TO BE DONE >>
Name every geographic place mentioned in the forum thread below.

Nuke - Not quite true. I was one of the reviewers who gave a 2 star rating, but I had posted five times on this thread on the 14th and 15th November. In fact four of these posts mentioned the problem that I was experiencing with not being able to use the app when I was offline. In other words it wouldn't work at all in Europe or whenever I was unable to receive a wifi or 3G signal in the UK.

I have also been corresponding with Ben by email over the last few days giving a more detailed analysis of the problems that I am experiencing in the hope that he can get them resolved.

Surely you can't expect me to give it a 5 star rating when it quite clearly doesn't work for me. When you get it fixed I will be more than happy to amend my review.

Roly


----------



## jhelm

I have paid for this program but so far it has proved to be pretty much useless for my travels in Italy, it just has too few sites listed.


----------



## DABurleigh

Did this come as a surprise? It has what MHF has. You presumably made an informed purchase.

Dave


----------



## nukeadmin

> but I had posted five times on this thread on the 14th and 15th November


 the problem is this is a huge thread and at time of release we had bug reports hitting us from all directions on threads here, bugzilla, PMs and same on mobilecampsites.com so very easy to miss one.



> I was experiencing with not being able to use the app when I was offline. In other words it wouldn't work at all in Europe or whenever I was unable to receive a wifi or 3G signal in the UK


It does work offline albeit in a limited mode ?

GIVEN INFORMATION >>
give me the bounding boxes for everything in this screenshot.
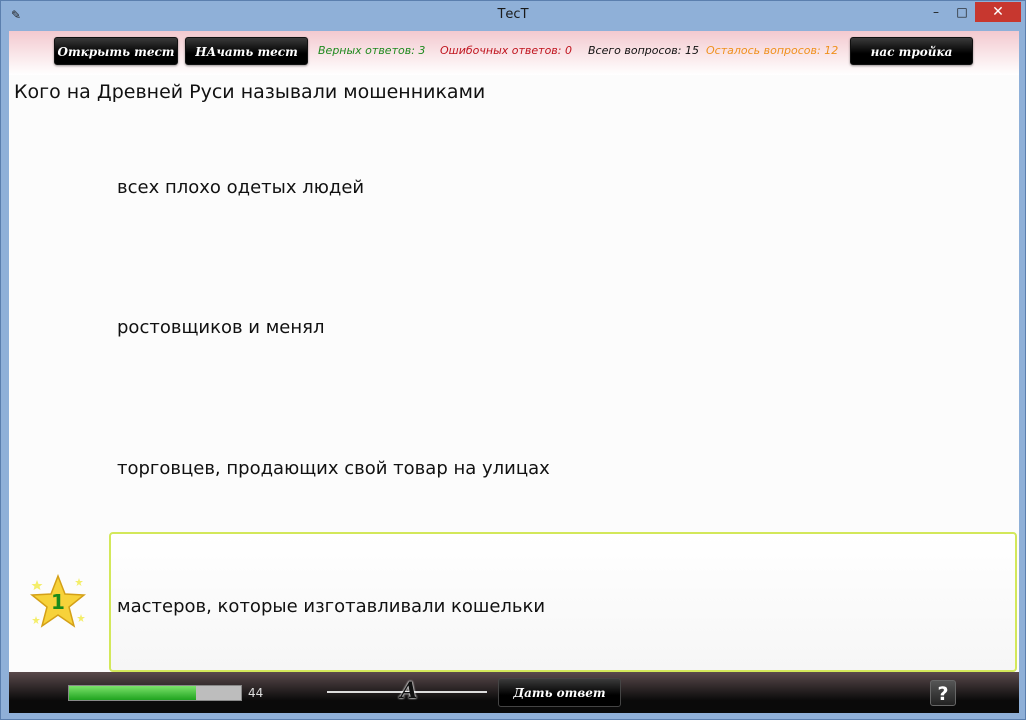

PROBLEM SOLUTION >>
Europe, the UK, Italy